*READING TEXT*
###
Tuesday, May 08, 2007

Teen Drinking, Sex, Curfews, and Partying. (What we do...)

A few days ago, I posted 10 hypothtical questions to my faithful readers, asking what you would do in particular situations with teens regarding tough issues, like drinking, sex, parties and curfews. I was waaaay impressed with some of the thoughtful answers I received. Thanks!

As promised, here is what we did. As I often tell my kids, I have no idea whether we're doing this parenting thing correctly, or even well at all. But I have to believe that the fact that our kids are honest with us, choose to spend time with us, and care what we think is a good indicator. My biggest hope is that they make it to 25 without any major incidents -- which is why we basically only have Two Big Rules. But, as you can tell, there are a whole lot more than two situations that need our attention and our attempts at good parenting... whatever THAT is!

1.) Your boy/girl twin 17 1/2 year olds ask if they can have a few friends over for hot-tubbing, movie watching and a marshmallow roast at your fire pit. "And drinking?" you ask. "Any plans for drinking?" They know that you know that teens (even those who probably aced their SATs that morning) drink. They know that you don't like it. "Likely," they answer. But it's not a drinking party. It's a get together with maybe some drinking." We can either get together here or at someone else's house. You, the parents, are home. How do you answer your kids' question?

We allowed a total of about 10 friends -- although my guess is that at one point there were more like 15 or 20. The group spent a good deal of time around the bonfire outside. We didn't "check on them," except to monitor the noise level out of consideration of our neighbors. We gave permission for friends to spend the night as long as their parents were aware of where they were. I asked that all indications of any get-together (trash, food, etc.) be cleaned up by morning, and it was.

2.) Your 19-year-old son has been going out with someone for over a year. You adore her. He loves her. You know they're having sex, but you haven't had any in-depth conversations with him/them about it. One morning, when you're up early, you see them at the door. She's quietly leaving. Do you say something? What do you say? To whom?
###
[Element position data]

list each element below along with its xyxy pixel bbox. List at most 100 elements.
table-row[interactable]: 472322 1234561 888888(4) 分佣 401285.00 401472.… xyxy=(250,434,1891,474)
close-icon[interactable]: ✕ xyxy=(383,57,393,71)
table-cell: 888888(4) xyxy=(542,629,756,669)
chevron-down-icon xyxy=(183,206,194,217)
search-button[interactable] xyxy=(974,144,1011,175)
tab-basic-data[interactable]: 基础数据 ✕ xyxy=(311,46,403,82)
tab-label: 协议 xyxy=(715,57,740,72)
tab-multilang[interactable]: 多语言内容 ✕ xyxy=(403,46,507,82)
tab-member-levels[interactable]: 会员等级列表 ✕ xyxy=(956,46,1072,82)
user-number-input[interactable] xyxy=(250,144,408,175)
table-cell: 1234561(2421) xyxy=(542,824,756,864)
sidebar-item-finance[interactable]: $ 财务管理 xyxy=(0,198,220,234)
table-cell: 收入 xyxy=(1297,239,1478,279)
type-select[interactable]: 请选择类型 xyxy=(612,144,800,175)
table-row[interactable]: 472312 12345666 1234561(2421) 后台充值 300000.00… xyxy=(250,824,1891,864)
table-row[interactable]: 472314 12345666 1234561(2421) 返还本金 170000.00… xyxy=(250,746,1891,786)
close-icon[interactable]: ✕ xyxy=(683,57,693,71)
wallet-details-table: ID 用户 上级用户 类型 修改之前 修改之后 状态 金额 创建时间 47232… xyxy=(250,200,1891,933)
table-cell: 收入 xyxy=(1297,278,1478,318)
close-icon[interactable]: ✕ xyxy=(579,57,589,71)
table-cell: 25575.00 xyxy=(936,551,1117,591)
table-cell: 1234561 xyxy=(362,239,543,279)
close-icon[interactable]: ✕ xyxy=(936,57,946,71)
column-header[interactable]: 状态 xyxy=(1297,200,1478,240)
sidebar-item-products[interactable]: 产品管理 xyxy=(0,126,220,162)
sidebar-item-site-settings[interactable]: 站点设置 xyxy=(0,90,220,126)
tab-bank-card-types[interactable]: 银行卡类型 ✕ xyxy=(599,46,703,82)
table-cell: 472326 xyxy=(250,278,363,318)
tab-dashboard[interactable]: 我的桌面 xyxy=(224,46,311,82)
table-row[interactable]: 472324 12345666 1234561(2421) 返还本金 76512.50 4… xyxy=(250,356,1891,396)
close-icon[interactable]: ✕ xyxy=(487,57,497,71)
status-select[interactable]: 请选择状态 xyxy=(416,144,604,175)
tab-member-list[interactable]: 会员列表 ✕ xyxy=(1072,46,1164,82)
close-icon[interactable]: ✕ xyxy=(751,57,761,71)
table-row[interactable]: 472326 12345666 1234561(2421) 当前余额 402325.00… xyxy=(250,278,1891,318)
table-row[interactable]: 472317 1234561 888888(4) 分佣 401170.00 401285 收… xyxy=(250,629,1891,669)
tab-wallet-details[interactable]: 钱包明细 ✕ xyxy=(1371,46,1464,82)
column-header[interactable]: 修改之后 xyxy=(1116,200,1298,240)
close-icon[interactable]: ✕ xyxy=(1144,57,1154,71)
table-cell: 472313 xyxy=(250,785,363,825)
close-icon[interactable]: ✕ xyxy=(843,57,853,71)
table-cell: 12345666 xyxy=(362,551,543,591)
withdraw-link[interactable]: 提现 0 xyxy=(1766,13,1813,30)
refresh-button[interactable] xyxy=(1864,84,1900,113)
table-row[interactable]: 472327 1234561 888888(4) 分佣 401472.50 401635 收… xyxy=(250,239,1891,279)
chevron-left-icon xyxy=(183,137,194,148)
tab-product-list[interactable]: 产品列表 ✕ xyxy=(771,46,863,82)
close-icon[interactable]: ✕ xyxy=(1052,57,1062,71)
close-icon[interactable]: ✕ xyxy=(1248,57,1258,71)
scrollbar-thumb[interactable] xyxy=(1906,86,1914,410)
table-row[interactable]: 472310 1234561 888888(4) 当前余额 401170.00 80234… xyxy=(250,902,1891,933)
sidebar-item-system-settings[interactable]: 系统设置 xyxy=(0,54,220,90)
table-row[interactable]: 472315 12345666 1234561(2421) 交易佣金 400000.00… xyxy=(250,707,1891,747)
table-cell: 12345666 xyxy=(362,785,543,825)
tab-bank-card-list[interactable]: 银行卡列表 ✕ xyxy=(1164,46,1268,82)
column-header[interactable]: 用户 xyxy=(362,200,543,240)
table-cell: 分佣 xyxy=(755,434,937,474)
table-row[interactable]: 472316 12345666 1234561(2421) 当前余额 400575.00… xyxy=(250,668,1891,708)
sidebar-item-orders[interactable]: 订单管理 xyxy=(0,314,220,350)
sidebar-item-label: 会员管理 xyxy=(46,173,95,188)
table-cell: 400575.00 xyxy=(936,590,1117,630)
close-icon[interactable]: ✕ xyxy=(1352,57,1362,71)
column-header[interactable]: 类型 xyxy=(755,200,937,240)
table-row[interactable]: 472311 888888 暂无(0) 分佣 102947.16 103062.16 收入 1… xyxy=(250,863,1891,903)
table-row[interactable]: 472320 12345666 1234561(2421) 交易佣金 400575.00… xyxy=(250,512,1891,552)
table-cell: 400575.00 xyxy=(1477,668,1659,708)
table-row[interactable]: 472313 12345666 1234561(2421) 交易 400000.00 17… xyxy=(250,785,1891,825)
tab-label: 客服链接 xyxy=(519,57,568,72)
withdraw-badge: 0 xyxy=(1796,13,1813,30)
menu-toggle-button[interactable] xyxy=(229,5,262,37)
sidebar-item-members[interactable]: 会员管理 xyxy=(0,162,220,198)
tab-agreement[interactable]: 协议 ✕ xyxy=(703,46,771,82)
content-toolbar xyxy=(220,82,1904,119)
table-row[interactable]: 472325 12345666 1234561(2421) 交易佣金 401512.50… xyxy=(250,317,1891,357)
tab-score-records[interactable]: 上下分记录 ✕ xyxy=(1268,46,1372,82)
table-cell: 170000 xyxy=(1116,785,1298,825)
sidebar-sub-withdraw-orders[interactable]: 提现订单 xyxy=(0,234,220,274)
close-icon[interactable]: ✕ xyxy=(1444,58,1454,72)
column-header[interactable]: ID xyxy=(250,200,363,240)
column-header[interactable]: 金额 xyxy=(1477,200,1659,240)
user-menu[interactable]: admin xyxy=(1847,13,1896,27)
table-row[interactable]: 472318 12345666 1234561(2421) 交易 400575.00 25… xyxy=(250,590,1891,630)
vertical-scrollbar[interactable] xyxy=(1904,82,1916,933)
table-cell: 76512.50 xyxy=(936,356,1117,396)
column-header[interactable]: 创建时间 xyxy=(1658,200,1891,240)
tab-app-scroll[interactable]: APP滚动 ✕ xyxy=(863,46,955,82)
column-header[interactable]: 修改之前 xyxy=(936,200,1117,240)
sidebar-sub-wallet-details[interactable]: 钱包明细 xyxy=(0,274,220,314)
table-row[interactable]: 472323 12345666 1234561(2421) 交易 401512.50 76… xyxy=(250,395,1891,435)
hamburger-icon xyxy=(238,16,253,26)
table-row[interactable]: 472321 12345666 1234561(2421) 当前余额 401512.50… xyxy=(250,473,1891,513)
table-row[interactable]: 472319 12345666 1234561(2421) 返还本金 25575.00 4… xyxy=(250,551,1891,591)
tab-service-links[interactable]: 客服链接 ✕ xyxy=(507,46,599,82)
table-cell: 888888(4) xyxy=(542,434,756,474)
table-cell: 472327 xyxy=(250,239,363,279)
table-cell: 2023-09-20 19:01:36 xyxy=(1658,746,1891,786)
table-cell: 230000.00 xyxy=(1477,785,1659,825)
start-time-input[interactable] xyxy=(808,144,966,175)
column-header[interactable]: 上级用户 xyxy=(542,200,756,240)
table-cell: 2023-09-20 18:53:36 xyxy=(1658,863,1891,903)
###
*PROBLEM 1*
Sum up the parenting post about teen drinking, sex and curfews in two sentences.
*PROBLEM 2*
Continue the parenting post on teen drinking and sex, starting right after its last line.

*EXERCISE RESULT 1*
After posing ten hypothetical questions to readers about handling teens on issues like drinking, sex, parties and curfews, the writer shares what the family actually did, admitting uncertainty about whether their parenting is right but pointing to their kids' honesty and closeness as a good sign. In the first case, the parents let their 17 1/2-year-old twins host about 10 friends at home, checked only on the noise level, allowed sleepovers if the guests' parents knew, and asked that everything be cleaned up by morning, which it was.

*EXERCISE RESULT 2*
This whole situation just felt silly at that point and that morning I just told them that I was making breakfast and to stick around and join me -- which they did. From then on, they neither snuck nor flaunted. Her family lives just a few blocks from us, her parents are our friends, and all six of us have discussed the issue and agreed that it's "no big deal" if they're sleeping together, as they are obviously committed and in love and being smart regarding birth control. Because she bought a queen-size bed, though, they're hardly ever here anymore! They're now 20, have been together for over three years, both go to school full-time and work close to full-time and the last thing they need is to "have to" get an apartment that they can't afford in order to be together. This way, they can concentrate on school and know that they have a roof -- no, two -- over their heads and parents who put more emphasis on their long-term goals and schooling than on whether or not they're sleeping together. It just felt like the most honest way to go about it.

3.) Your 22-year-old invites her younger siblings, all over 17 but under 21, to a "formal cocktail party" at her house. How do you handle the situation?

We allowed them to go, asked our oldest daughter to "keep an eye on them," and insisted that they spend the night.

4.) Your 17-year-old daughter is a peer health educator with Planned Parenthood. (Teens go to local schools' health classes and educate their peers about many teen health issues, including but in no way limited to, sexuality issues.) In her once-a-week meetings at PP, she has access to condoms and can take as many as she wants. Her Mormon girlfriend, who has been having sex for over a year already, asks her for condoms, which she willingly provides. YOU get a call from the girl's irate mother, an acquaintance of yours, who found a condom in her daughter's car and demanded to know where it came from. How do you handle the call?

I did what most of you suggested: reminded the mom that her daughter was already choosing to have sex and that my daughter was simply contributing to her safety by providing a condom. The mom never spoke to me again; the girls are still dear friends. E's friend is now married, with a baby.

5.) Your 16-year-old daughter confides to you that she and her boyfriend of almost a year have decided to have sex. She asks you not to tell her father. How do you respond?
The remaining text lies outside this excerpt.